>> BEGIN

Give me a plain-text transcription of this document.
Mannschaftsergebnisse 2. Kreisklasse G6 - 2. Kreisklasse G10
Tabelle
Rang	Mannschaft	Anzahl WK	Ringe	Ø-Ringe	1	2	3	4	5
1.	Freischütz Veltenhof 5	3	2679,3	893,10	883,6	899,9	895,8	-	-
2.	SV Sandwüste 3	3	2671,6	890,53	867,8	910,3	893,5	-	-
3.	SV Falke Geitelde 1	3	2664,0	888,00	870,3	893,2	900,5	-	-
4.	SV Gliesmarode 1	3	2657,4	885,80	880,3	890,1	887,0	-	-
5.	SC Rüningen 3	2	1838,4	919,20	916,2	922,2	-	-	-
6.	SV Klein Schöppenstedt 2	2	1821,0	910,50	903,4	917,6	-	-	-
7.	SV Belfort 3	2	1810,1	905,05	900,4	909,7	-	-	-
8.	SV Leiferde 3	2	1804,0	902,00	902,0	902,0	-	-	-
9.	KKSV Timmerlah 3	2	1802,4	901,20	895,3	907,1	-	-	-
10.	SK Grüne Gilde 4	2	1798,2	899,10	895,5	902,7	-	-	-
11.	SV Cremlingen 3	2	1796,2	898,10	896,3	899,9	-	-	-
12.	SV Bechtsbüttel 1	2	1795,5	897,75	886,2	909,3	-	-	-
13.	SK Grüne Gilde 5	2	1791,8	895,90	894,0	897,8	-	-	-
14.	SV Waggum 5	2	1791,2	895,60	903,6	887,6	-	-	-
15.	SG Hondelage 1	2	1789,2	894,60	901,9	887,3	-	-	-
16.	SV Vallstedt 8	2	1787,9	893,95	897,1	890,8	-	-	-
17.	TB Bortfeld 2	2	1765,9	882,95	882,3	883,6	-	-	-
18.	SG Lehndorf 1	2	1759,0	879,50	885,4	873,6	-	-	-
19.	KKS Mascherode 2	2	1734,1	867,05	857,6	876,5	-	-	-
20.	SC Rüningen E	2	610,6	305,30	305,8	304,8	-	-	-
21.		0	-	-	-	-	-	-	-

>> END

## Exercise objective
Exactly as written, please output every entry.

## Task response
Give me a plain-text transcription of this document.
Mannschaftsergebnisse 2. Kreisklasse G6 - 2. Kreisklasse G10
Tabelle
Rang	Mannschaft	Anzahl WK	Ringe	Ø-Ringe	1	2	3	4	5
1.	Freischütz Veltenhof 5	3	2679,3	893,10	883,6	899,9	895,8	-	-
2.	SV Sandwüste 3	3	2671,6	890,53	867,8	910,3	893,5	-	-
3.	SV Falke Geitelde 1	3	2664,0	888,00	870,3	893,2	900,5	-	-
4.	SV Gliesmarode 1	3	2657,4	885,80	880,3	890,1	887,0	-	-
5.	SC Rüningen 3	2	1838,4	919,20	916,2	922,2	-	-	-
6.	SV Klein Schöppenstedt 2	2	1821,0	910,50	903,4	917,6	-	-	-
7.	SV Belfort 3	2	1810,1	905,05	900,4	909,7	-	-	-
8.	SV Leiferde 3	2	1804,0	902,00	902,0	902,0	-	-	-
9.	KKSV Timmerlah 3	2	1802,4	901,20	895,3	907,1	-	-	-
10.	SK Grüne Gilde 4	2	1798,2	899,10	895,5	902,7	-	-	-
11.	SV Cremlingen 3	2	1796,2	898,10	896,3	899,9	-	-	-
12.	SV Bechtsbüttel 1	2	1795,5	897,75	886,2	909,3	-	-	-
13.	SK Grüne Gilde 5	2	1791,8	895,90	894,0	897,8	-	-	-
14.	SV Waggum 5	2	1791,2	895,60	903,6	887,6	-	-	-
15.	SG Hondelage 1	2	1789,2	894,60	901,9	887,3	-	-	-
16.	SV Vallstedt 8	2	1787,9	893,95	897,1	890,8	-	-	-
17.	TB Bortfeld 2	2	1765,9	882,95	882,3	883,6	-	-	-
18.	SG Lehndorf 1	2	1759,0	879,50	885,4	873,6	-	-	-
19.	KKS Mascherode 2	2	1734,1	867,05	857,6	876,5	-	-	-
20.	SC Rüningen E	2	610,6	305,30	305,8	304,8	-	-	-
21.		0	-	-	-	-	-	-	-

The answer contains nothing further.